### PROBLEM DETAILS:
Count lines, not occurrences: report how many lines in the records hold the string "MAURICIO", and nothing else.

### SUPPLIED ENTRIES:
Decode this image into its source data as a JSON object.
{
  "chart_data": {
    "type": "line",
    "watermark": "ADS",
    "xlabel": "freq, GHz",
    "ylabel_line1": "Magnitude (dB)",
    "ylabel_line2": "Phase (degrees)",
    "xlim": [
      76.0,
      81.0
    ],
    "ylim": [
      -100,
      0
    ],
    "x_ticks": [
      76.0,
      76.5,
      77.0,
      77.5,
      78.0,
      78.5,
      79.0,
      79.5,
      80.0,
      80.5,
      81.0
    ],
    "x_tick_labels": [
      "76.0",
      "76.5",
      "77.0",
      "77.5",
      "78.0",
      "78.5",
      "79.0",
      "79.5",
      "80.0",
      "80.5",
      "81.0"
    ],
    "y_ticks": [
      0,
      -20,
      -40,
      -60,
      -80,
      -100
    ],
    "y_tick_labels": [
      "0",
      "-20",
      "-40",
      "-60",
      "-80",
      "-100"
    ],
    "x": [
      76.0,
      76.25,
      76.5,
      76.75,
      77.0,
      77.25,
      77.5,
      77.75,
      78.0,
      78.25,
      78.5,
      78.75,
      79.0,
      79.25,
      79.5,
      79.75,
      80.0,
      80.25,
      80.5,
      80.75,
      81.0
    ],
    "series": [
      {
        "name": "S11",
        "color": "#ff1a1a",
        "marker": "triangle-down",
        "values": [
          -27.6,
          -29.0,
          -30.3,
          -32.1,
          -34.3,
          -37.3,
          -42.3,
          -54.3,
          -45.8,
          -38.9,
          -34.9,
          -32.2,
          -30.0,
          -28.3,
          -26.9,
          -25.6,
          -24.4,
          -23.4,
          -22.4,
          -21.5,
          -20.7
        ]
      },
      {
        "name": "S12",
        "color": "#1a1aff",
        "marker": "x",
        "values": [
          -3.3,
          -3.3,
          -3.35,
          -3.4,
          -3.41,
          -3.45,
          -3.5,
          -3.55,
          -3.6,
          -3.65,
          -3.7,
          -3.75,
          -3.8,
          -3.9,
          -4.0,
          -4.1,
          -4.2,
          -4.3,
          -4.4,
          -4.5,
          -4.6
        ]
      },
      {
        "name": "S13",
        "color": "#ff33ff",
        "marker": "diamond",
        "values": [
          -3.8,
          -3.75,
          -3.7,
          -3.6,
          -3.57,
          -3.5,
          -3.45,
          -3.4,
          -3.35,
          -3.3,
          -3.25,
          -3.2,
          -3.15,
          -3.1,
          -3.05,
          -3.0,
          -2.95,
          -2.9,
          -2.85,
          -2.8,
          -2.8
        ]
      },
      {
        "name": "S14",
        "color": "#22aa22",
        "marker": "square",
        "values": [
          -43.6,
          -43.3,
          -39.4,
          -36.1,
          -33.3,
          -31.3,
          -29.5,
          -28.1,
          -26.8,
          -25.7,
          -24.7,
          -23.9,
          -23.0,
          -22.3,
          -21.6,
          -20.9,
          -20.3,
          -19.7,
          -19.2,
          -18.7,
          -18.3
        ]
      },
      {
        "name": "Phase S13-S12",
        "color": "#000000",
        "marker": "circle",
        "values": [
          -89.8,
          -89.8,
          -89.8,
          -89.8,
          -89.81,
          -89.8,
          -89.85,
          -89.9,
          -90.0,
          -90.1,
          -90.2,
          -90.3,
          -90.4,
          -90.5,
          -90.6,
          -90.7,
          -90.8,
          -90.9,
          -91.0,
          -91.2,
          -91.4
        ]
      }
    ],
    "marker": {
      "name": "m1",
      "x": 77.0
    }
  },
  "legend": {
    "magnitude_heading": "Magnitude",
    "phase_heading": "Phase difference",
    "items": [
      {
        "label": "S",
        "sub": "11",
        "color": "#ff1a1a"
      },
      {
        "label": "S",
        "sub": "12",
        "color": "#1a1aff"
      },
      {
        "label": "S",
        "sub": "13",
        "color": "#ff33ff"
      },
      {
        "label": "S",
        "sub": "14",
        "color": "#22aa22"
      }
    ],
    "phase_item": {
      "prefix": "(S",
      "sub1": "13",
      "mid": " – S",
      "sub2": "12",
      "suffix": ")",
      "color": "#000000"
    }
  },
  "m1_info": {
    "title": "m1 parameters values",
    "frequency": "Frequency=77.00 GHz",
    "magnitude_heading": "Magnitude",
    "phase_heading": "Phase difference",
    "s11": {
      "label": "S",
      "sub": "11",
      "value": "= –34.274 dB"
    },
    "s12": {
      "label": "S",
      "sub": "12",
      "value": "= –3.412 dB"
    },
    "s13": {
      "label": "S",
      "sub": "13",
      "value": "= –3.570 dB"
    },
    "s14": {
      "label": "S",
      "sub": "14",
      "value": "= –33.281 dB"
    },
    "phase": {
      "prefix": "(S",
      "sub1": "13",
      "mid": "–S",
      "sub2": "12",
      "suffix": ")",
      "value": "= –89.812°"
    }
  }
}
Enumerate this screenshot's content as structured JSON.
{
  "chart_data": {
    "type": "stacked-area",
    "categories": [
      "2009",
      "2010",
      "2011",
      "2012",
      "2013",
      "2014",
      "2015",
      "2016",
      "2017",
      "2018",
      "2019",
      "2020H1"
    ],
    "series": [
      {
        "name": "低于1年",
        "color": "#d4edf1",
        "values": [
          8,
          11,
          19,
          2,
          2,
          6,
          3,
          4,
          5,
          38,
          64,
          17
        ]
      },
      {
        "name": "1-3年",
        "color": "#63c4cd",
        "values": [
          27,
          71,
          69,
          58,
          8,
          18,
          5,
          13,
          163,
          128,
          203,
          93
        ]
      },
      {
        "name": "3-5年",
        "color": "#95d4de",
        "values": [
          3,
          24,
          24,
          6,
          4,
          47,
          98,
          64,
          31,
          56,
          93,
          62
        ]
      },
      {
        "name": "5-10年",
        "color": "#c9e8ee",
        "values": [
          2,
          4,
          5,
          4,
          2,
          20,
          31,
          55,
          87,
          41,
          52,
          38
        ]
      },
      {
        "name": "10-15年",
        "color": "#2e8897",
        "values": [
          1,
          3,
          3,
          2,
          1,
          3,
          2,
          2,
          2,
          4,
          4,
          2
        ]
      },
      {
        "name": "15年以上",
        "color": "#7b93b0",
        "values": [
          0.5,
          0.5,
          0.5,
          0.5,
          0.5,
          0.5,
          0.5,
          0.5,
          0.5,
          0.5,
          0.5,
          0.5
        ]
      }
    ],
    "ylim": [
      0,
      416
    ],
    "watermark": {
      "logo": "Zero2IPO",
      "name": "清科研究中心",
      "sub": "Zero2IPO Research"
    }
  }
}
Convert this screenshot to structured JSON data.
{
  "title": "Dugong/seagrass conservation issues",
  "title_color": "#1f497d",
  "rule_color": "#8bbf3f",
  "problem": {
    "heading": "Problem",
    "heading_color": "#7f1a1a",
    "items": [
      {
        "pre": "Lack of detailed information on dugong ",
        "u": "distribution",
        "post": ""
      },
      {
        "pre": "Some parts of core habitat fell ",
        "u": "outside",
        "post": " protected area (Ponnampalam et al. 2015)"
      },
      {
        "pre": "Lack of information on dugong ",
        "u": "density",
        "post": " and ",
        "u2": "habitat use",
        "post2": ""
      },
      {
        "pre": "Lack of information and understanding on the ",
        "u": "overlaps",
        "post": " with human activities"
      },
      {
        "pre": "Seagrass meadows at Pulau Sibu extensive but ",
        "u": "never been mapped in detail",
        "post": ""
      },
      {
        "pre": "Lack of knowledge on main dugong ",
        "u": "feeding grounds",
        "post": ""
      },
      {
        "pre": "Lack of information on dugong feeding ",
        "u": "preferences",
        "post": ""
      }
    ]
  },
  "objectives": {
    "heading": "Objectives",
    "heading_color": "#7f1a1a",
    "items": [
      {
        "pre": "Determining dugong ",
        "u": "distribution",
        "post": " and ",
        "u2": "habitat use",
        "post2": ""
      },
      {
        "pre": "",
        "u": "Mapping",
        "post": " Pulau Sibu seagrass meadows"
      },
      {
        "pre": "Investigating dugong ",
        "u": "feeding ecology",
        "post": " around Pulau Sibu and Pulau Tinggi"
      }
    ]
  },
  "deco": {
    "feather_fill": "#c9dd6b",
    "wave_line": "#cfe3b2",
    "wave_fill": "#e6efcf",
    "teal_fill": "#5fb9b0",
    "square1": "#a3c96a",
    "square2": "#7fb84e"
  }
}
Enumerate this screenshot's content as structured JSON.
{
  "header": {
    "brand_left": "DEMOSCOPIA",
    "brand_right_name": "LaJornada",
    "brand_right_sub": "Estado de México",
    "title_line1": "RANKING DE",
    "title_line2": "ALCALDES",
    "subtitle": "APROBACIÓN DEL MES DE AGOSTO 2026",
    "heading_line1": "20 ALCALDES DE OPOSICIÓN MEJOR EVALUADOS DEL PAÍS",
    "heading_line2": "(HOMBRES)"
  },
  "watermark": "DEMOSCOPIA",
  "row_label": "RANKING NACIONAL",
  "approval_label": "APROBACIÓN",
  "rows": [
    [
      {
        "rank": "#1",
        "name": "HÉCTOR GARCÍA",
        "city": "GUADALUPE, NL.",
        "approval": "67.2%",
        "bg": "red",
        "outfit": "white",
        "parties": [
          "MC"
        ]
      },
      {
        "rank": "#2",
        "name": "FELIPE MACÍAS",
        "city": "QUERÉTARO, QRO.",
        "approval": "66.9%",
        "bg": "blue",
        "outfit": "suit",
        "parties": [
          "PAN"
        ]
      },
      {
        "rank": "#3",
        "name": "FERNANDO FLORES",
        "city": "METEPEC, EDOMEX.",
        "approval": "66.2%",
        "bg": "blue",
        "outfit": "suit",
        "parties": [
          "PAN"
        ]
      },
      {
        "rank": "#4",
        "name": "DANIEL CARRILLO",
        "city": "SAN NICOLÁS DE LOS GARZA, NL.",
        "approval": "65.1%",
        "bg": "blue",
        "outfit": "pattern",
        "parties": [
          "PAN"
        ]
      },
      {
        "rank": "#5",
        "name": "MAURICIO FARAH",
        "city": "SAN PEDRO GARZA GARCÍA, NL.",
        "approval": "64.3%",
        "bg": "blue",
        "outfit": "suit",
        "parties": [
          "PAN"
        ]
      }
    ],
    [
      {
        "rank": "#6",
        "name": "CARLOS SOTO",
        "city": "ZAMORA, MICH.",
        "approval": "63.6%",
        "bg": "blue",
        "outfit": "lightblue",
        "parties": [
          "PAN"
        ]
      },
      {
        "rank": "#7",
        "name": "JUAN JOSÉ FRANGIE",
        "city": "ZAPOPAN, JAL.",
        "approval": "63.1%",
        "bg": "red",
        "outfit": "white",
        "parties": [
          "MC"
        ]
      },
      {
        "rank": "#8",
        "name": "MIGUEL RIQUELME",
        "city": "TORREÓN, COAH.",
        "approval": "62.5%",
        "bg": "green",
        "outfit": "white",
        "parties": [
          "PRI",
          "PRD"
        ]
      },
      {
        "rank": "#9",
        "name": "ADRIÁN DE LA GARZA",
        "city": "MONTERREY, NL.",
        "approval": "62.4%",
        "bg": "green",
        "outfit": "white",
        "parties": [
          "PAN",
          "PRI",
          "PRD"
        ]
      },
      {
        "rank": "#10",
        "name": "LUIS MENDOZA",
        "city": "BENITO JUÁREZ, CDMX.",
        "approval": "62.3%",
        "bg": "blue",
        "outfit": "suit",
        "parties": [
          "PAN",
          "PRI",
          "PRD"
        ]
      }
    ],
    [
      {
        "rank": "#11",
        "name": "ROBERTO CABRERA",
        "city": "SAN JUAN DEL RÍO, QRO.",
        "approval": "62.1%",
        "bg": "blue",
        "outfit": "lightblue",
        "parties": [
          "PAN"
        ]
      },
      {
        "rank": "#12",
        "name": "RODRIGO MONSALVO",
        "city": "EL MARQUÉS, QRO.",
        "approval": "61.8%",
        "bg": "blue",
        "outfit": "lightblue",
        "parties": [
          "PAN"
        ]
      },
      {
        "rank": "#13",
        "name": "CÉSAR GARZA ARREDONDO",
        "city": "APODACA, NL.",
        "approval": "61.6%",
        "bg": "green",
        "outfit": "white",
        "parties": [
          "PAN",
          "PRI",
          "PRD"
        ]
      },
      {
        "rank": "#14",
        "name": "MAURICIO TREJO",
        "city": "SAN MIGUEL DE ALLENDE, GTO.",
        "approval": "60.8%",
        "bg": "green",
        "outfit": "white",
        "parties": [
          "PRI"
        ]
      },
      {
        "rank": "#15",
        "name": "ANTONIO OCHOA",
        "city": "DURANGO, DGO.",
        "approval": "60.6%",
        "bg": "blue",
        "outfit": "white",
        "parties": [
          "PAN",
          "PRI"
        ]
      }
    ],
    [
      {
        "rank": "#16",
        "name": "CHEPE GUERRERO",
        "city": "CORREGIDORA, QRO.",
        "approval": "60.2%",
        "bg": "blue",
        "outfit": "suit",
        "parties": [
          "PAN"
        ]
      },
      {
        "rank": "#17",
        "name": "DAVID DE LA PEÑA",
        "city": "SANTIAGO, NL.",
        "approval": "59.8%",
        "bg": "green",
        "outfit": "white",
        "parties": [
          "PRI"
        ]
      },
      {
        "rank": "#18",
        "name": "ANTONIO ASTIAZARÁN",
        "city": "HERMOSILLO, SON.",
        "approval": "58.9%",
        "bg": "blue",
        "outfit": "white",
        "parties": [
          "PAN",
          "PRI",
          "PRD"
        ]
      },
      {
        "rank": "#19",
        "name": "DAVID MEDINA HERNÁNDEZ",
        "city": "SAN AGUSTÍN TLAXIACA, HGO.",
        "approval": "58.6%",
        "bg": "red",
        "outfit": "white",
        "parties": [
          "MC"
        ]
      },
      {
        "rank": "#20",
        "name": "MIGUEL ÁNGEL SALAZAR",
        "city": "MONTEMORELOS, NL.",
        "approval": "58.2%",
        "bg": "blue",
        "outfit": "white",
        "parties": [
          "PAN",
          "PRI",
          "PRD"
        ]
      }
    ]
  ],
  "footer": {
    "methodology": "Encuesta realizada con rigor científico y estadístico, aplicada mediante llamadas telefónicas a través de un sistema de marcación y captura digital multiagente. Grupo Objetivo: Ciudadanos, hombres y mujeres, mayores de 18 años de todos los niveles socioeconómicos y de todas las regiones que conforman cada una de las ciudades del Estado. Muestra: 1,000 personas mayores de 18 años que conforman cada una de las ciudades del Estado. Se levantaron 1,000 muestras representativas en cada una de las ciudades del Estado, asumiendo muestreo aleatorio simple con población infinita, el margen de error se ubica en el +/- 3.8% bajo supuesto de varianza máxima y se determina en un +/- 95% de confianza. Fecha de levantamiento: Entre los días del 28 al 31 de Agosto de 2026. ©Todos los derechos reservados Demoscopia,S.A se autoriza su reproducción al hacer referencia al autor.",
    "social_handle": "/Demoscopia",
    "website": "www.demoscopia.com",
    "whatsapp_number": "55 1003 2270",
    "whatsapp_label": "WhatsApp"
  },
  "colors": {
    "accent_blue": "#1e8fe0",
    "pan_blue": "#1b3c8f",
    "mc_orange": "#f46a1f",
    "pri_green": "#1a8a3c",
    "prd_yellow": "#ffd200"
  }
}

### RIGHT ANSWER:
2